Extract all lines from the data beneath that include the word "majority".

· · · · ·

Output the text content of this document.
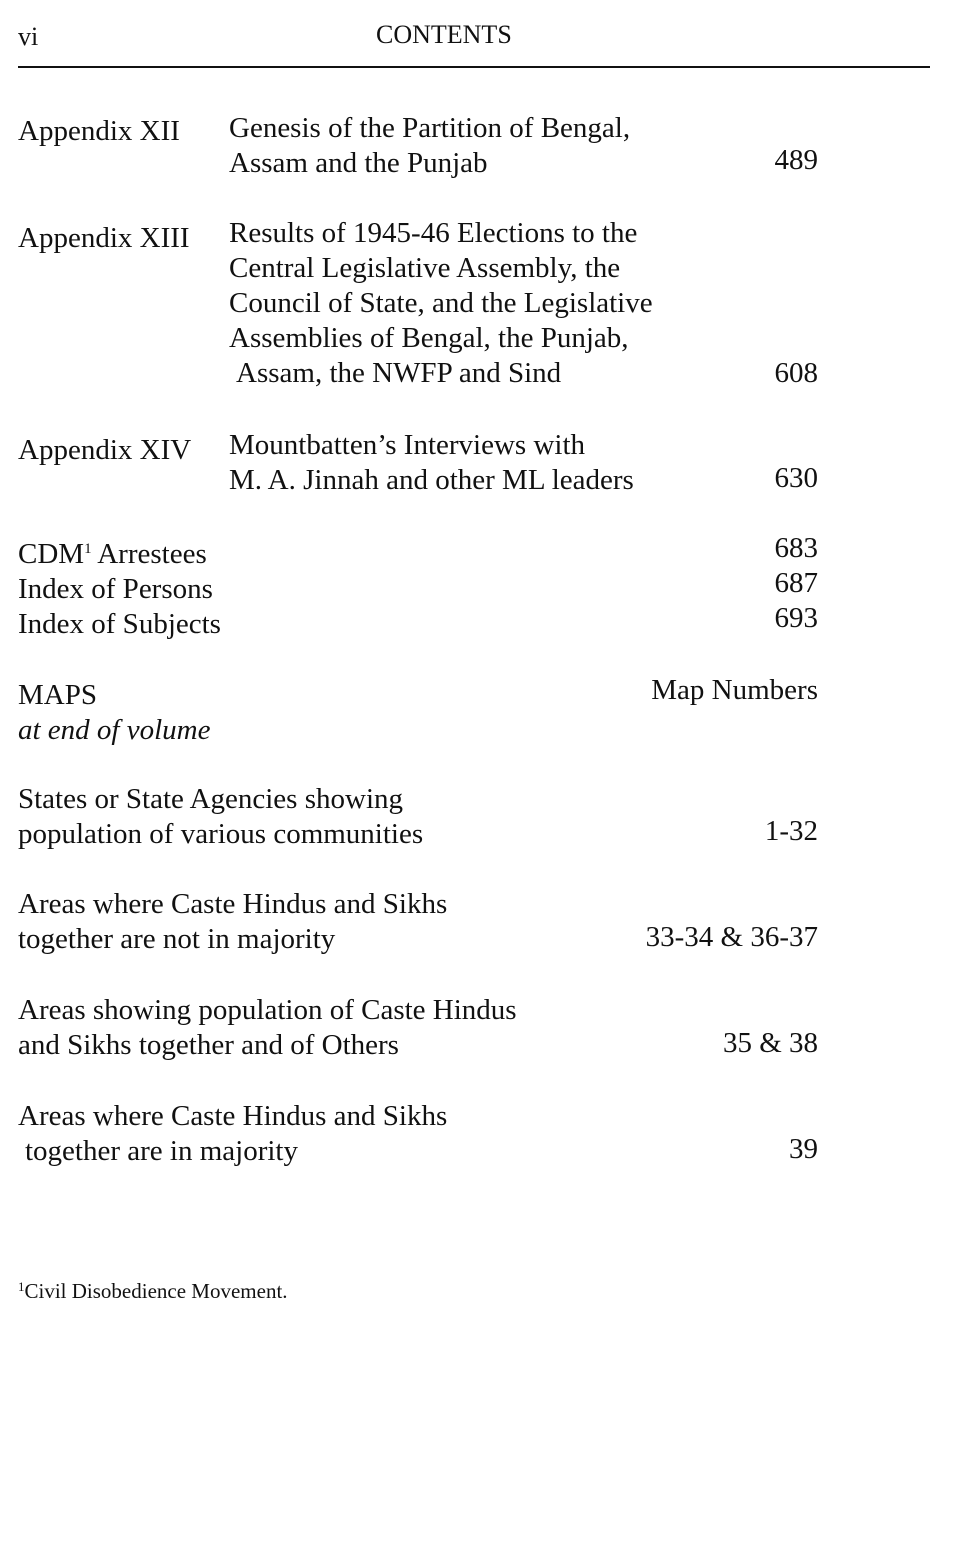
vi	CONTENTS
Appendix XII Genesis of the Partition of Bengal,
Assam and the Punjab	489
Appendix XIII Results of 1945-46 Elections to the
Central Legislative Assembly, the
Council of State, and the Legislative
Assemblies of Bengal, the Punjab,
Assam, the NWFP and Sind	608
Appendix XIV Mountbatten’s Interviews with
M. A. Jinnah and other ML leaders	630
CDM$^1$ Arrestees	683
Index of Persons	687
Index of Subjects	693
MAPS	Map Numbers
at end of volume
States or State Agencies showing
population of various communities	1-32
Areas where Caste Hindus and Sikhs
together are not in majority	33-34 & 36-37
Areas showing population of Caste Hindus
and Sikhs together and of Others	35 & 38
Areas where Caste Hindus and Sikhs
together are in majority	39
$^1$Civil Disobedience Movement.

· · · · ·

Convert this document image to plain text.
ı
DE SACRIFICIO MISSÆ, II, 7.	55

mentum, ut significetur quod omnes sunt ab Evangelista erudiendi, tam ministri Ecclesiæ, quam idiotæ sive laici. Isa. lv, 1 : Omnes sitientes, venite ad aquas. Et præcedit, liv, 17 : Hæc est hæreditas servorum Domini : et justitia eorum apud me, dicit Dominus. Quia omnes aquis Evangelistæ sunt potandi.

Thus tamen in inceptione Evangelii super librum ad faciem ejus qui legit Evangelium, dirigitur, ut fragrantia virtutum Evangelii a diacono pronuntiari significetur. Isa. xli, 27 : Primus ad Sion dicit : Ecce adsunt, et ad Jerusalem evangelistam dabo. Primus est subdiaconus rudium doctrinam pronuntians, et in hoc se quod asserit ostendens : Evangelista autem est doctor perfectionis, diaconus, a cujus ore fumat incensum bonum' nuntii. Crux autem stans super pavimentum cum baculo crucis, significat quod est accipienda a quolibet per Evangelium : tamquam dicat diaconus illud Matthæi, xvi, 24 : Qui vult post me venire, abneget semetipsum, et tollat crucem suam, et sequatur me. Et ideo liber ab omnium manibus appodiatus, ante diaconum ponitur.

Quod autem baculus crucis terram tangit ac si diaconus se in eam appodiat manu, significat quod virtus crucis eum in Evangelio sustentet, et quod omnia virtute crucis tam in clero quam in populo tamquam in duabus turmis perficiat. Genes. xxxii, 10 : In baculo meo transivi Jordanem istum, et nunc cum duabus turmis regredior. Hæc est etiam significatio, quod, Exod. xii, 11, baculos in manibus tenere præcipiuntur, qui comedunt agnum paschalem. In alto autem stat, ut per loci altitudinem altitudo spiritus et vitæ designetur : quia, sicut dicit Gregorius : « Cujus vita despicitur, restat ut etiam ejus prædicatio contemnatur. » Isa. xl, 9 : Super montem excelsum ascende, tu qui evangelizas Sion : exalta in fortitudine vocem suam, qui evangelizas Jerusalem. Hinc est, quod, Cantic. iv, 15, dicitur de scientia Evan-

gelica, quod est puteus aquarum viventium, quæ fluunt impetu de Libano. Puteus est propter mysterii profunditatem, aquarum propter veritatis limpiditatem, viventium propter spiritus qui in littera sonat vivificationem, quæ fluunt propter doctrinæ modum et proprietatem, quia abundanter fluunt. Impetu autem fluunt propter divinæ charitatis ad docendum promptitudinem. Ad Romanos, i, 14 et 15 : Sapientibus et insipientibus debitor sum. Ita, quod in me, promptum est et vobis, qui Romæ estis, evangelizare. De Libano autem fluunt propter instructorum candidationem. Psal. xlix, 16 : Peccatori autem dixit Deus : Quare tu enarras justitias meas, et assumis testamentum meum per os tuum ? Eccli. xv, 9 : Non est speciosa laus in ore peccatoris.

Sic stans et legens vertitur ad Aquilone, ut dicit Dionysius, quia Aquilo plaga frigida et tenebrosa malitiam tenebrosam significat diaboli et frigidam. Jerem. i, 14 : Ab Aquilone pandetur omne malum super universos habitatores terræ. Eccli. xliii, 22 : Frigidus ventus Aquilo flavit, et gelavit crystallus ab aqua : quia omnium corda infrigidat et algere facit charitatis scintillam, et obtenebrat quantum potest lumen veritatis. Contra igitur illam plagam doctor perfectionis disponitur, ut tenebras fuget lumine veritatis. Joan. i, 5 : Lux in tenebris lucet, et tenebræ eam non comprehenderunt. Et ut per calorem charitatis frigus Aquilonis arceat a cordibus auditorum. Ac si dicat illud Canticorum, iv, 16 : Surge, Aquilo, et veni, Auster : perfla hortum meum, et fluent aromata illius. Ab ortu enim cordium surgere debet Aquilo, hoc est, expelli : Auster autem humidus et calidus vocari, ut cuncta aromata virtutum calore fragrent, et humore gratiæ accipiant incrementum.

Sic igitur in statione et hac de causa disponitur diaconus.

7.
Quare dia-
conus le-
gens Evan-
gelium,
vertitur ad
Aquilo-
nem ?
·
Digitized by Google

· · · · ·

Solution to this problem:
together are not in majority	33-34 & 36-37
together are in majority	39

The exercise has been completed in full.